■ **AIM OF THE TASK**: Pick out each line containing the string "relative" and copy it.

==== DATASET EXCERPTS ====

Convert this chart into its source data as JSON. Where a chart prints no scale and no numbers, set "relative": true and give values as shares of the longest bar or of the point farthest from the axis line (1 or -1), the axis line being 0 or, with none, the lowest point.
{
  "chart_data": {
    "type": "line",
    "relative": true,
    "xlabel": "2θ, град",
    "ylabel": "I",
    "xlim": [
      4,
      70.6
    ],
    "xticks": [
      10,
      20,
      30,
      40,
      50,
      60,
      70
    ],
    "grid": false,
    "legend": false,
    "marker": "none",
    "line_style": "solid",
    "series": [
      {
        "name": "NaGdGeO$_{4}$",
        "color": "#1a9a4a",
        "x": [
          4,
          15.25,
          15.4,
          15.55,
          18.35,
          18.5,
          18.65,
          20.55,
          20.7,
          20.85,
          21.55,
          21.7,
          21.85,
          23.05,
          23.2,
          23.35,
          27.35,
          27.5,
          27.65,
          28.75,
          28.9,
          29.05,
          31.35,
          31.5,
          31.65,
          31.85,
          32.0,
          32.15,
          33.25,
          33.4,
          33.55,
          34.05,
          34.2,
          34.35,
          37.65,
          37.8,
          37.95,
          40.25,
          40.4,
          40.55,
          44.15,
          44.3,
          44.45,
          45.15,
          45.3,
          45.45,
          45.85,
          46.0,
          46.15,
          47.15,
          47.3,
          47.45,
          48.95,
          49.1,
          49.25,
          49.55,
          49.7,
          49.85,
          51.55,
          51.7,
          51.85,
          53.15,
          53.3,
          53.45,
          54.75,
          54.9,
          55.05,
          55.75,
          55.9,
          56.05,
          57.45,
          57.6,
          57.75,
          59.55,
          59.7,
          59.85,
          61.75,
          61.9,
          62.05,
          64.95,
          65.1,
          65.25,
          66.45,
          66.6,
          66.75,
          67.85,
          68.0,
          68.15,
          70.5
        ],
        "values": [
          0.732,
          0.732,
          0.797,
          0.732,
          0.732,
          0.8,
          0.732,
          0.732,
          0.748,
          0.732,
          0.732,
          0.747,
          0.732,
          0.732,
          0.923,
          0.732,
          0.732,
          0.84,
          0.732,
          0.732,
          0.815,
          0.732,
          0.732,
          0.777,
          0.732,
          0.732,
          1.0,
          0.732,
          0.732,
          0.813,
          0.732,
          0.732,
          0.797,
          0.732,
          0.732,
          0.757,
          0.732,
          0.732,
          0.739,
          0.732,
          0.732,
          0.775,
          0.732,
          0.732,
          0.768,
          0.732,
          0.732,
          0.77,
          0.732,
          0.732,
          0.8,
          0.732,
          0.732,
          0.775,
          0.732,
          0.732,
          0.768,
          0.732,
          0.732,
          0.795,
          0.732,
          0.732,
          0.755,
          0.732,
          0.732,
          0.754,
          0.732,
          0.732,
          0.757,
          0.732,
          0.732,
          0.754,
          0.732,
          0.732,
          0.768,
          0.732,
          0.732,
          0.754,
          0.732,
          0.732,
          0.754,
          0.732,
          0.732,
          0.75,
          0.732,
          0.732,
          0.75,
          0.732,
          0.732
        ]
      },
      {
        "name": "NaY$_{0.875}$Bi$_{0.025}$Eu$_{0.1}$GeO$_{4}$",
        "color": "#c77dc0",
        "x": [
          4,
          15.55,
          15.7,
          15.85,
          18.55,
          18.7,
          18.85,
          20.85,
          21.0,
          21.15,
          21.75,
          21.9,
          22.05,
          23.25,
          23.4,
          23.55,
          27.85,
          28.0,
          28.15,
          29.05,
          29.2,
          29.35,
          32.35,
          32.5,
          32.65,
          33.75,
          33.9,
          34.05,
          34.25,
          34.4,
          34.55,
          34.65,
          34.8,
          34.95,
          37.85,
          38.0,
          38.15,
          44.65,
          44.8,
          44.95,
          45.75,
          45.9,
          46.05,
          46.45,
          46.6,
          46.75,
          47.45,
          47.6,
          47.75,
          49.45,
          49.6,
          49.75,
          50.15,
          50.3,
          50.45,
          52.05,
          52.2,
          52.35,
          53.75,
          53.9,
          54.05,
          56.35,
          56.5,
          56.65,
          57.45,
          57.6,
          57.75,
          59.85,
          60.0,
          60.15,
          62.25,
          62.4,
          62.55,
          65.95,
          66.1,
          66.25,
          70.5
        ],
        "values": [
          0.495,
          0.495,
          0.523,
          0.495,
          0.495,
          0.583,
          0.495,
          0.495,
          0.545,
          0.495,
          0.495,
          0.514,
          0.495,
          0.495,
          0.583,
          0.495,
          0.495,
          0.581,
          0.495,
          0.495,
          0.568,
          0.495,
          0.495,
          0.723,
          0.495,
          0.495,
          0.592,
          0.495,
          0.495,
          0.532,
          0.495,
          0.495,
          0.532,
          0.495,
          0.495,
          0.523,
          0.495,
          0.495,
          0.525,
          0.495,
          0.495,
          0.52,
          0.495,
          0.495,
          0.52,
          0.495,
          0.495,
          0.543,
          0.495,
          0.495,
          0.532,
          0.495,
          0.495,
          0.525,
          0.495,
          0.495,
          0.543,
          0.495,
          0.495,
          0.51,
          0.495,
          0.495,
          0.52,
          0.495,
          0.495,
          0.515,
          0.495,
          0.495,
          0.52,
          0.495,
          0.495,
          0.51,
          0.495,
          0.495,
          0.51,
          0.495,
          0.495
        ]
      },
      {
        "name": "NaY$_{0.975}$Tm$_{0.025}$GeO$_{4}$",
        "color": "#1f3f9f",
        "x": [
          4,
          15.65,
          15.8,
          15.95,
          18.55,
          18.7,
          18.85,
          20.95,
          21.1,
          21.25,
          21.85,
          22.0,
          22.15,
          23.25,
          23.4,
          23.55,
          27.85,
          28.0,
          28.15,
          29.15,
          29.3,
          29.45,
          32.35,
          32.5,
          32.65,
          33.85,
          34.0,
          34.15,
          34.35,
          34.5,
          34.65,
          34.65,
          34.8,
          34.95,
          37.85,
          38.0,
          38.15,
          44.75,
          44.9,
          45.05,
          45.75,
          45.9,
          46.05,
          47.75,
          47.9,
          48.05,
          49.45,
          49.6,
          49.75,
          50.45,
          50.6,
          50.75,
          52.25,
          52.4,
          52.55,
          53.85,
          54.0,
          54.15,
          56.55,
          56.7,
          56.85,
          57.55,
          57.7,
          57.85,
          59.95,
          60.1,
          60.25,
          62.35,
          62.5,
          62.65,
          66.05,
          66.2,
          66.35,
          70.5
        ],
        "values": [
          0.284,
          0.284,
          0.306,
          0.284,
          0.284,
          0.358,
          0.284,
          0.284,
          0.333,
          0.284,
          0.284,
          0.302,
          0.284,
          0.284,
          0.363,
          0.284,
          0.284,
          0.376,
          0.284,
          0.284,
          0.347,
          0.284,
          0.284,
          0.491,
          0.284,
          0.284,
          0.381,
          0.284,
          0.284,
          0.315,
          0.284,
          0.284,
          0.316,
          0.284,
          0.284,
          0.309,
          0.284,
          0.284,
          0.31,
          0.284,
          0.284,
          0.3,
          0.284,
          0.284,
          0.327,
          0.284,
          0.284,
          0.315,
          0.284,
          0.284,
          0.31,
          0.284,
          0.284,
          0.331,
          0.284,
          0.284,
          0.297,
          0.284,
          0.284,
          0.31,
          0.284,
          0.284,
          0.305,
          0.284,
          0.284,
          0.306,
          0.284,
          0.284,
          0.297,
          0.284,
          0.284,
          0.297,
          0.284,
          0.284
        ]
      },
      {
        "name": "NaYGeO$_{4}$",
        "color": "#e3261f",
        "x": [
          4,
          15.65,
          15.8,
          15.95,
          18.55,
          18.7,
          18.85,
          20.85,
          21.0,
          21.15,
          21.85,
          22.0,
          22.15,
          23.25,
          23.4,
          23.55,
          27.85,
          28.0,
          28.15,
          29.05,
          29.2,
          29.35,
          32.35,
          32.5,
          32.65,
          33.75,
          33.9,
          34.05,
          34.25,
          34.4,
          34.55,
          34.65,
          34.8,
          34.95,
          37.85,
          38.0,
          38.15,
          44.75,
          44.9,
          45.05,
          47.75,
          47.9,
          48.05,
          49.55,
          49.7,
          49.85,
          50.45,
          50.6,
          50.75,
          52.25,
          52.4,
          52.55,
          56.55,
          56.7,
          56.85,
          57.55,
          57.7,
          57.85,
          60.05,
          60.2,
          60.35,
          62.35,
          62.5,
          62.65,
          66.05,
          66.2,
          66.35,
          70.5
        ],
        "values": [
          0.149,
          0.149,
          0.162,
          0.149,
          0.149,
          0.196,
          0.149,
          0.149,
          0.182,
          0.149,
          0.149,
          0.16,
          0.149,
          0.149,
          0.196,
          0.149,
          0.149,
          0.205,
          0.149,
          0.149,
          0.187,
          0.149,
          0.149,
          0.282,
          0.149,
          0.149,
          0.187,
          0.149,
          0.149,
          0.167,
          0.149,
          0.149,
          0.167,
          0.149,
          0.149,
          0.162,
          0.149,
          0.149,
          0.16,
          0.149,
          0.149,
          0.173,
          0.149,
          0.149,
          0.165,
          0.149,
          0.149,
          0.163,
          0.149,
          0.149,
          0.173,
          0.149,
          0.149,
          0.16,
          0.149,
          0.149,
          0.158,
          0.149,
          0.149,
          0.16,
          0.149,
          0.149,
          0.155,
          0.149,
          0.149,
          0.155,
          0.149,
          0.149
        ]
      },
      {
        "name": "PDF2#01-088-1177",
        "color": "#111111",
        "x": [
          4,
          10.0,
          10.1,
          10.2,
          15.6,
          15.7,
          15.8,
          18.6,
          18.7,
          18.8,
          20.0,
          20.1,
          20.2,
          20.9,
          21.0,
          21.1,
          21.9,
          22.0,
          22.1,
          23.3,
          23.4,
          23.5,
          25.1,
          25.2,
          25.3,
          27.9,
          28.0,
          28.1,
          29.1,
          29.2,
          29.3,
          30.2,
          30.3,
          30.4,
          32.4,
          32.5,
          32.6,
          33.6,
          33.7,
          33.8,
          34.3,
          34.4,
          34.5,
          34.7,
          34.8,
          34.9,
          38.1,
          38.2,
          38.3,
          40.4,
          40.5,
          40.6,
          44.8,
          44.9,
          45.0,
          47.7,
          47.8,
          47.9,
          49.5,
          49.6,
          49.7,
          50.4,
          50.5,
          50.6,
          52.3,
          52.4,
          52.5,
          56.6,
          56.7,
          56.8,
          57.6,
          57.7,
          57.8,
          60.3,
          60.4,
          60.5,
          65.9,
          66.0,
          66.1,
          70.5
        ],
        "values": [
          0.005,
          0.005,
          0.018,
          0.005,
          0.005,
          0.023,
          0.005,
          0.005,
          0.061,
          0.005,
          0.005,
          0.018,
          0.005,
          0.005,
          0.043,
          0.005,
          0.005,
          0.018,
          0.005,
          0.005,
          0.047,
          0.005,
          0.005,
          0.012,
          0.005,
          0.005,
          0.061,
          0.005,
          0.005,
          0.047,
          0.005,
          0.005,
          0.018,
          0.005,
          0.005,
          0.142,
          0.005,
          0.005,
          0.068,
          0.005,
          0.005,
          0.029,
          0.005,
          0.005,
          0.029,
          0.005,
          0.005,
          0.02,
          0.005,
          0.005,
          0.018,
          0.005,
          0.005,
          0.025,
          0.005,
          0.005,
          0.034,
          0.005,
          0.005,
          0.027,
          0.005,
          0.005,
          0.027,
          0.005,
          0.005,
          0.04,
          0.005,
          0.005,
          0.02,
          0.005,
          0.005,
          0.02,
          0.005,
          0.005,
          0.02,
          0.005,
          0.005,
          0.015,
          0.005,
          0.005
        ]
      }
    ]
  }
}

====

■ **OUTPUT**:
Convert this chart into its source data as JSON. Where a chart prints no scale and no numbers, set "relative": true and give values as shares of the longest bar or of the point farthest from the axis line (1 or -1), the axis line being 0 or, with none, the lowest point.
    "relative": true,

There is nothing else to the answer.